━━━━━ RECORDS PROVIDED ━━━━━

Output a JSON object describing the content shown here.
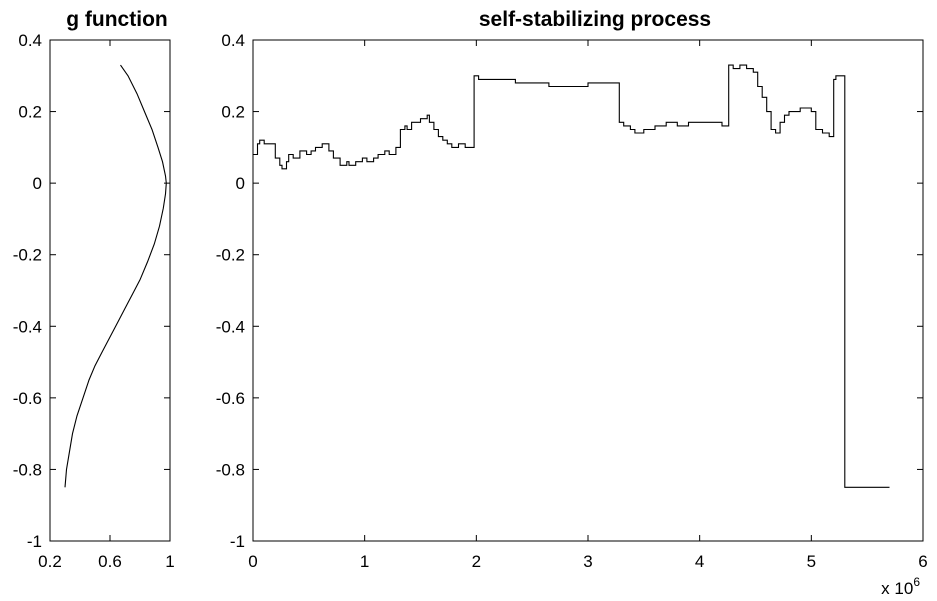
{
  "chart_data": [
    {
      "type": "line",
      "title": "g function",
      "xlabel": "",
      "ylabel": "",
      "xlim": [
        0.2,
        1.0
      ],
      "ylim": [
        -1,
        0.4
      ],
      "xticks": [
        "0.2",
        "0.6",
        "1"
      ],
      "xtick_values": [
        0.2,
        0.6,
        1.0
      ],
      "yticks": [
        "0.4",
        "0.2",
        "0",
        "-0.2",
        "-0.4",
        "-0.6",
        "-0.8",
        "-1"
      ],
      "ytick_values": [
        0.4,
        0.2,
        0,
        -0.2,
        -0.4,
        -0.6,
        -0.8,
        -1
      ],
      "grid": false,
      "series": [
        {
          "x": [
            0.67,
            0.72,
            0.78,
            0.83,
            0.88,
            0.92,
            0.95,
            0.97,
            0.975,
            0.97,
            0.955,
            0.93,
            0.895,
            0.85,
            0.8,
            0.75,
            0.7,
            0.65,
            0.6,
            0.55,
            0.5,
            0.46,
            0.42,
            0.38,
            0.35,
            0.33,
            0.31,
            0.3
          ],
          "y": [
            0.33,
            0.3,
            0.25,
            0.2,
            0.15,
            0.1,
            0.06,
            0.02,
            0.0,
            -0.03,
            -0.07,
            -0.12,
            -0.17,
            -0.22,
            -0.27,
            -0.31,
            -0.35,
            -0.39,
            -0.43,
            -0.47,
            -0.51,
            -0.55,
            -0.6,
            -0.65,
            -0.7,
            -0.75,
            -0.8,
            -0.85
          ]
        }
      ]
    },
    {
      "type": "line",
      "title": "self-stabilizing process",
      "xlabel": "",
      "ylabel": "",
      "x_multiplier": "x 10",
      "x_multiplier_exp": "6",
      "xlim": [
        0,
        6
      ],
      "ylim": [
        -1,
        0.4
      ],
      "xticks": [
        "0",
        "1",
        "2",
        "3",
        "4",
        "5",
        "6"
      ],
      "xtick_values": [
        0,
        1,
        2,
        3,
        4,
        5,
        6
      ],
      "yticks": [
        "0.4",
        "0.2",
        "0",
        "-0.2",
        "-0.4",
        "-0.6",
        "-0.8",
        "-1"
      ],
      "ytick_values": [
        0.4,
        0.2,
        0,
        -0.2,
        -0.4,
        -0.6,
        -0.8,
        -1
      ],
      "grid": false,
      "series": [
        {
          "step": true,
          "x": [
            0,
            0.04,
            0.06,
            0.1,
            0.2,
            0.24,
            0.26,
            0.3,
            0.32,
            0.36,
            0.42,
            0.48,
            0.52,
            0.56,
            0.62,
            0.68,
            0.72,
            0.78,
            0.84,
            0.86,
            0.92,
            0.98,
            1.02,
            1.08,
            1.12,
            1.18,
            1.22,
            1.28,
            1.32,
            1.36,
            1.38,
            1.42,
            1.5,
            1.56,
            1.58,
            1.62,
            1.66,
            1.7,
            1.74,
            1.78,
            1.84,
            1.9,
            1.94,
            1.98,
            2.02,
            2.2,
            2.35,
            2.5,
            2.65,
            2.8,
            2.9,
            3.0,
            3.1,
            3.2,
            3.26,
            3.28,
            3.32,
            3.38,
            3.42,
            3.5,
            3.6,
            3.7,
            3.8,
            3.9,
            4.0,
            4.1,
            4.2,
            4.26,
            4.3,
            4.36,
            4.42,
            4.48,
            4.52,
            4.56,
            4.6,
            4.64,
            4.68,
            4.72,
            4.76,
            4.8,
            4.84,
            4.9,
            5.0,
            5.04,
            5.06,
            5.1,
            5.16,
            5.2,
            5.22,
            5.3,
            5.7
          ],
          "y": [
            0.08,
            0.11,
            0.12,
            0.11,
            0.07,
            0.05,
            0.04,
            0.06,
            0.08,
            0.07,
            0.09,
            0.08,
            0.09,
            0.1,
            0.11,
            0.09,
            0.07,
            0.05,
            0.06,
            0.05,
            0.06,
            0.07,
            0.06,
            0.07,
            0.08,
            0.09,
            0.08,
            0.1,
            0.15,
            0.16,
            0.15,
            0.17,
            0.18,
            0.19,
            0.17,
            0.15,
            0.13,
            0.12,
            0.11,
            0.1,
            0.11,
            0.1,
            0.1,
            0.3,
            0.29,
            0.29,
            0.28,
            0.28,
            0.27,
            0.27,
            0.27,
            0.28,
            0.28,
            0.28,
            0.28,
            0.17,
            0.16,
            0.15,
            0.14,
            0.15,
            0.16,
            0.17,
            0.16,
            0.17,
            0.17,
            0.17,
            0.16,
            0.33,
            0.32,
            0.33,
            0.32,
            0.31,
            0.27,
            0.24,
            0.2,
            0.15,
            0.14,
            0.17,
            0.19,
            0.2,
            0.2,
            0.21,
            0.2,
            0.15,
            0.15,
            0.14,
            0.13,
            0.29,
            0.3,
            -0.85,
            -0.85
          ]
        }
      ]
    }
  ]
}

━━━━━

Look through the data above. Copy every line with the string "title" in it.

      "title": "g function",
      "title": "self-stabilizing process",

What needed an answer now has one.